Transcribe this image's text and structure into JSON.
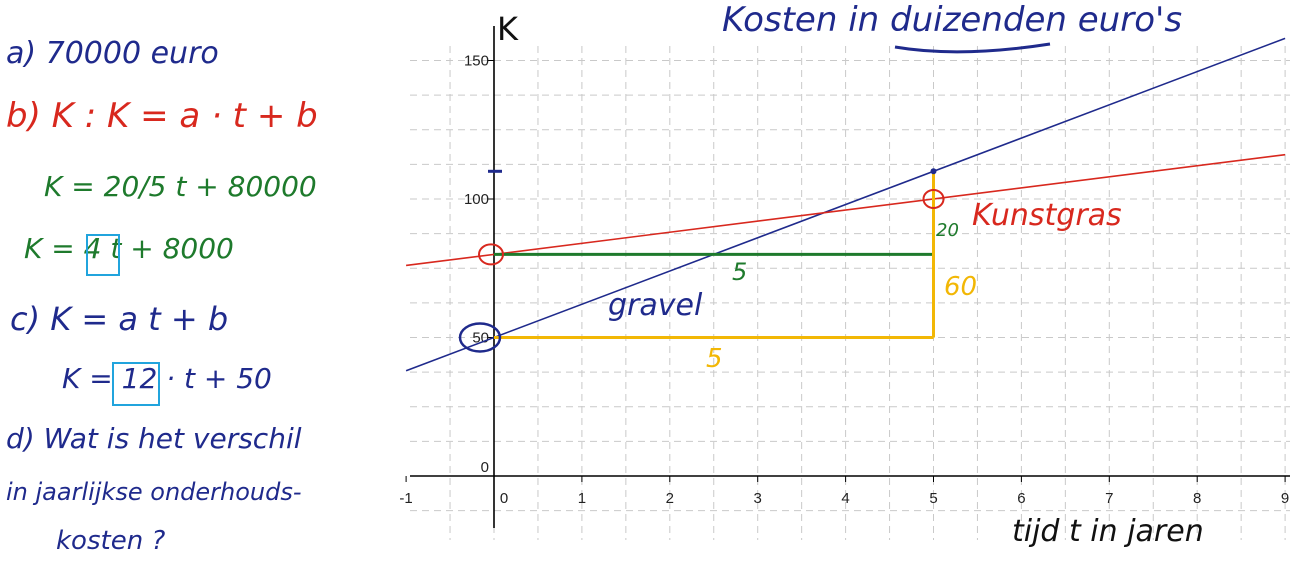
{
  "whiteboard": {
    "title_line": "Kosten in duizenden euro's",
    "axis_k": "K",
    "x_caption": "tijd t in jaren",
    "notes": [
      {
        "key": "a",
        "text": "a)  70000 euro"
      },
      {
        "key": "b",
        "text": "b)  K :  K = a · t + b"
      },
      {
        "key": "b1",
        "text": "K = 20/5 t  + 80000"
      },
      {
        "key": "b2",
        "text": "K = 4 t  +  8000"
      },
      {
        "key": "c",
        "text": "c)  K = a t  +  b"
      },
      {
        "key": "c1",
        "text": "K = 12 · t  +  50"
      },
      {
        "key": "d1",
        "text": "d)  Wat is het verschil"
      },
      {
        "key": "d2",
        "text": "in  jaarlijkse onderhouds-"
      },
      {
        "key": "d3",
        "text": "kosten ?"
      }
    ],
    "boxed_values": [
      "4",
      "12"
    ],
    "graph_labels": {
      "kunstgras": "Kunstgras",
      "gravel": "gravel",
      "green_run": "5",
      "green_rise": "20",
      "gold_run": "5",
      "gold_rise": "60"
    },
    "colors": {
      "blue": "#1f2a8c",
      "red": "#d8281e",
      "green": "#1e7a2c",
      "gold": "#f2b705"
    }
  },
  "chart_data": {
    "type": "line",
    "xlabel": "tijd t in jaren",
    "ylabel": "K",
    "xlim": [
      -1,
      9
    ],
    "ylim": [
      -20,
      160
    ],
    "x_ticks": [
      -1,
      0,
      1,
      2,
      3,
      4,
      5,
      6,
      7,
      8,
      9
    ],
    "y_ticks": [
      0,
      50,
      100,
      150
    ],
    "grid": true,
    "series": [
      {
        "name": "gravel",
        "color": "#1f2a8c",
        "points": [
          [
            -1,
            38
          ],
          [
            9,
            158
          ]
        ]
      },
      {
        "name": "kunstgras",
        "color": "#d8281e",
        "points": [
          [
            -1,
            76
          ],
          [
            9,
            116
          ]
        ]
      }
    ],
    "marked_points": [
      [
        0,
        80
      ],
      [
        0,
        50
      ],
      [
        5,
        100
      ],
      [
        5,
        110
      ]
    ]
  }
}
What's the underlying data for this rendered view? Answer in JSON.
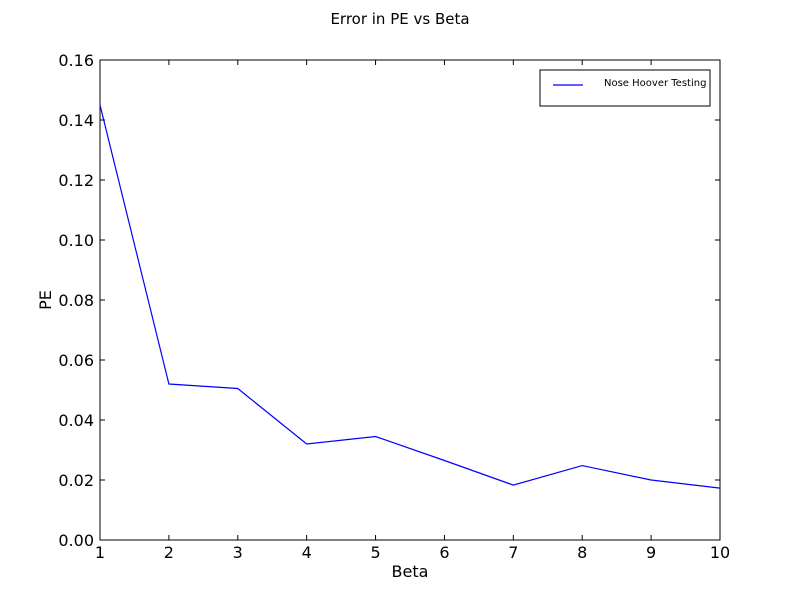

---

## Request
Go through the material and copy out every line with "text" in it.

## Result of this task
Transcribe this image's text and structure into JSON.
        "text": "a)  70000 euro"
        "text": "b)  K :  K = a · t + b"
        "text": "K = 20/5 t  + 80000"
        "text": "K = 4 t  +  8000"
        "text": "c)  K = a t  +  b"
        "text": "K = 12 · t  +  50"
        "text": "d)  Wat is het verschil"
        "text": "in  jaarlijkse onderhouds-"
        "text": "kosten ?"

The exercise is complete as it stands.